DIRECTIONS: List every line in this data where the string "points" occurs.

SUPPLIED DATA:
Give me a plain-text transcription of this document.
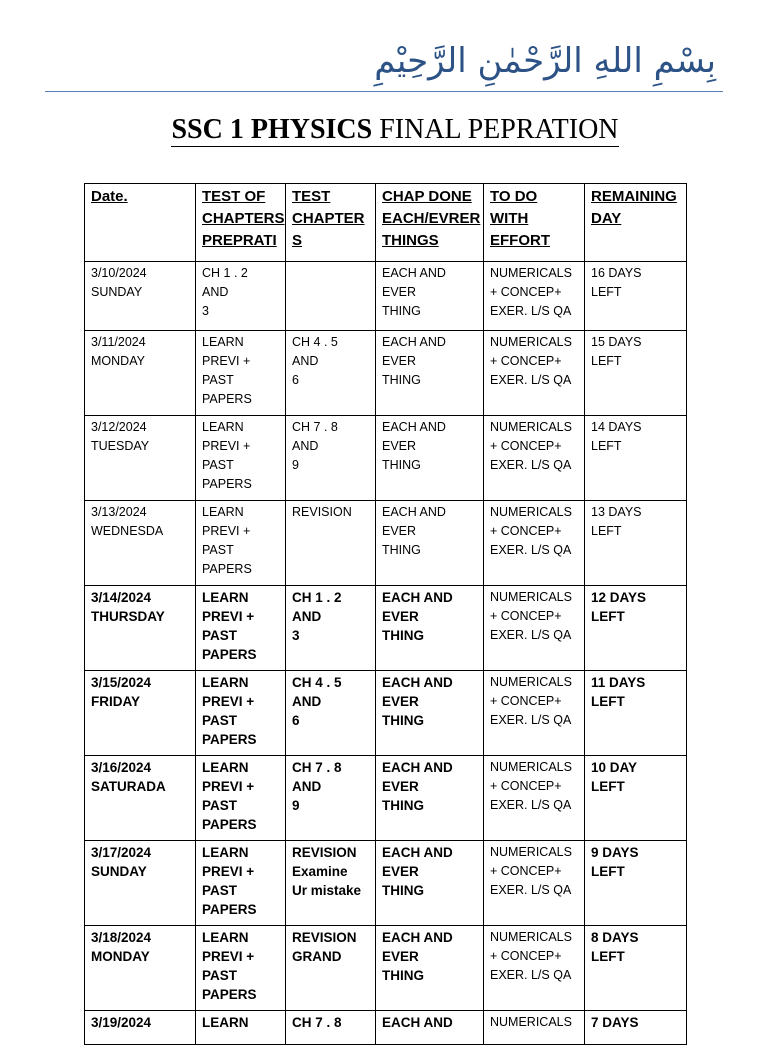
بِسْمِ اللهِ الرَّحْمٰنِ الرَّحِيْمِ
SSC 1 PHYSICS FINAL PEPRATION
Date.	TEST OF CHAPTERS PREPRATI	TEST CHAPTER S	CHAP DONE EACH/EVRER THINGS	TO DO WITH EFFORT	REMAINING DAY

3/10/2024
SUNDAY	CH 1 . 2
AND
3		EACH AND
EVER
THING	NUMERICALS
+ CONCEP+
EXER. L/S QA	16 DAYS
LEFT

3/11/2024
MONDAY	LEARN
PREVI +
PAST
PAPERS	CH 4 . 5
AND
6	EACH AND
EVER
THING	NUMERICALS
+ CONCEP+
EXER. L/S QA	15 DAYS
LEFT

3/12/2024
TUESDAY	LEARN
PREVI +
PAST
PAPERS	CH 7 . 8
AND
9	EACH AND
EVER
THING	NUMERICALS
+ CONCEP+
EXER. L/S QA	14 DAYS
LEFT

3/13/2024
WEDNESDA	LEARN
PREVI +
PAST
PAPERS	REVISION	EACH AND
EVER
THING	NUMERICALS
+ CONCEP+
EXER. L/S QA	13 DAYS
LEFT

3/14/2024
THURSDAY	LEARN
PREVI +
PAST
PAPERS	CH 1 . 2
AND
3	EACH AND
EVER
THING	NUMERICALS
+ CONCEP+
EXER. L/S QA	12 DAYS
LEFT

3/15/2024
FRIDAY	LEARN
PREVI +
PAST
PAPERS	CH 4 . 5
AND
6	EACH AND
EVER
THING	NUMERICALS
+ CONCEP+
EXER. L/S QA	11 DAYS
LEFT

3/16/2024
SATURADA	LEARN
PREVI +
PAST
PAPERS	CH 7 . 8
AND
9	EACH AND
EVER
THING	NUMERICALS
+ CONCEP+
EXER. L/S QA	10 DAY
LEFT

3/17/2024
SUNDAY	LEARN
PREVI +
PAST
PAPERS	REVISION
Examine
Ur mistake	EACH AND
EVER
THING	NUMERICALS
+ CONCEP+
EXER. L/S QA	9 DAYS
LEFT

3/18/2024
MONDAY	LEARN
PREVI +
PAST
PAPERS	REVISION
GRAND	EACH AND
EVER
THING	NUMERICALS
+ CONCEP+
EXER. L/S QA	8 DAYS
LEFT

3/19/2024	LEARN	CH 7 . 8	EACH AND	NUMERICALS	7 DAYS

...

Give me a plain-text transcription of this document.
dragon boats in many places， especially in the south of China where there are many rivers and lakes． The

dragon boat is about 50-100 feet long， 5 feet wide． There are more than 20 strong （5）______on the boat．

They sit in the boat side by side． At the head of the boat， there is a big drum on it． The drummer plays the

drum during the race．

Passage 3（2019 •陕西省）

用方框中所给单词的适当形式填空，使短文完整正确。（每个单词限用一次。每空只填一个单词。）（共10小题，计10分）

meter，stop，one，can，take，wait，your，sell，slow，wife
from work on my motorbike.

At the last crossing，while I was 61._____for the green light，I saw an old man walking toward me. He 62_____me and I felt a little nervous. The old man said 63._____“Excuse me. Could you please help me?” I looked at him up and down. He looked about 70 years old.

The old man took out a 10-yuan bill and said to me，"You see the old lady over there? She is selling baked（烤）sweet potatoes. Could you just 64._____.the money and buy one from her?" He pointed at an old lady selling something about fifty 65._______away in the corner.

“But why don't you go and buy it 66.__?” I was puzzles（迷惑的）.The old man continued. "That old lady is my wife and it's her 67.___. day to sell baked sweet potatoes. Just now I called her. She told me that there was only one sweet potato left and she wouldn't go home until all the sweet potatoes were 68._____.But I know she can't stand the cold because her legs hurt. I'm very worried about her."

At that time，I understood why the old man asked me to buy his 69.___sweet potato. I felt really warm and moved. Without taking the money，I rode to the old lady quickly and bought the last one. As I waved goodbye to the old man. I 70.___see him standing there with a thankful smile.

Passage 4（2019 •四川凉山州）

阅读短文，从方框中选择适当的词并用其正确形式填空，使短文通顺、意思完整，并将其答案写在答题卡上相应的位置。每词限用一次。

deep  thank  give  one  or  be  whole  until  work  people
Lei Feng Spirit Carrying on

---

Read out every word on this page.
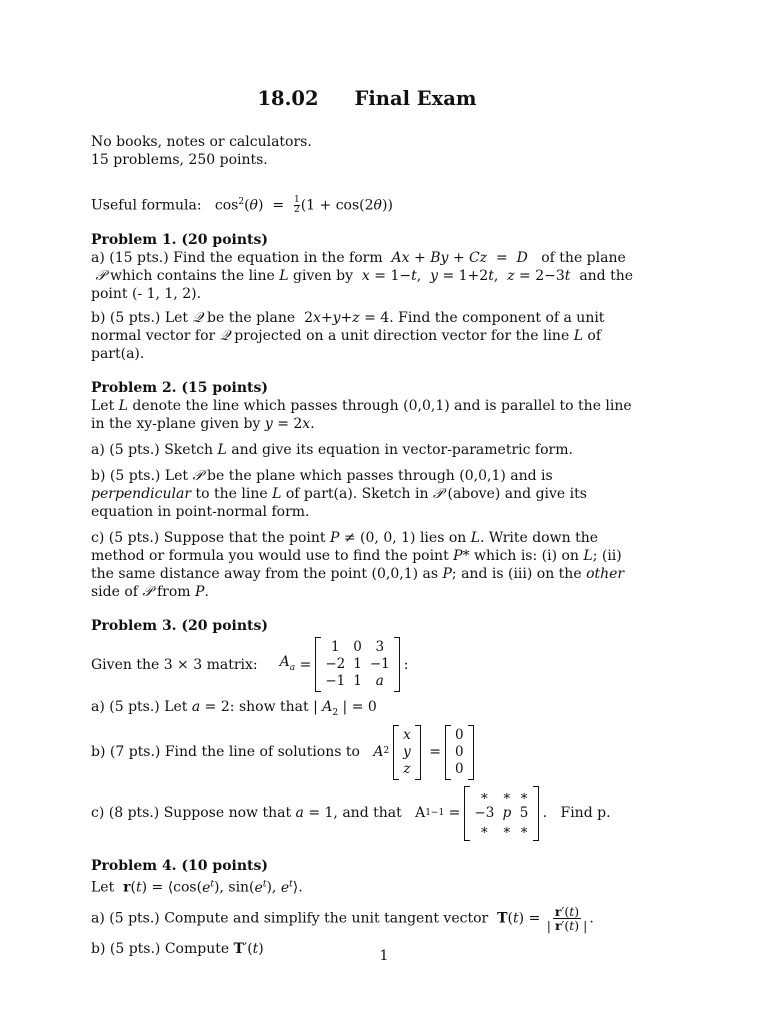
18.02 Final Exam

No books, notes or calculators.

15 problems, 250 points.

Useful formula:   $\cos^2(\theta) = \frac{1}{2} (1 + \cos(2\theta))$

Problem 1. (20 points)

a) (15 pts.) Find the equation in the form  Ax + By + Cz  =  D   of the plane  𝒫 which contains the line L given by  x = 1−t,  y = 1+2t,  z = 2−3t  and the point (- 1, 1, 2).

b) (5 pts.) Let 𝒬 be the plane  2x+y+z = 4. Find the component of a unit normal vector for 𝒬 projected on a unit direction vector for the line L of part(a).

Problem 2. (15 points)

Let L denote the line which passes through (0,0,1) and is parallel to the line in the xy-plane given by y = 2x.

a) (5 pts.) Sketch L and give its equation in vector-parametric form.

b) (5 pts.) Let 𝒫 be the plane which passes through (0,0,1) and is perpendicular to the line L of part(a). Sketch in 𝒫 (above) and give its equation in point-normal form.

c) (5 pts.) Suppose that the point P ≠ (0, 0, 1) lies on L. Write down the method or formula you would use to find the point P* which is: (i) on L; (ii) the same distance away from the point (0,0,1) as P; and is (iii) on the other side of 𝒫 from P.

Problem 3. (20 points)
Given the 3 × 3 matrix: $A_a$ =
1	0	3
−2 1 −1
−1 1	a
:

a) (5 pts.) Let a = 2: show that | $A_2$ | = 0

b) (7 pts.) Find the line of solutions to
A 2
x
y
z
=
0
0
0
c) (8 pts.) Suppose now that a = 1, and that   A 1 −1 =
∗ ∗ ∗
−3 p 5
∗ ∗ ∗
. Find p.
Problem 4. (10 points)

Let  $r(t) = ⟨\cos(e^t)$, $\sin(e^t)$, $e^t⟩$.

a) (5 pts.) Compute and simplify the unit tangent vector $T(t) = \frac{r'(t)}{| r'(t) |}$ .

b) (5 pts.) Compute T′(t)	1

SOLUTION TO THIS EXERCISE:
15 problems, 250 points.
Problem 1. (20 points)
Problem 2. (15 points)
Problem 3. (20 points)
Problem 4. (10 points)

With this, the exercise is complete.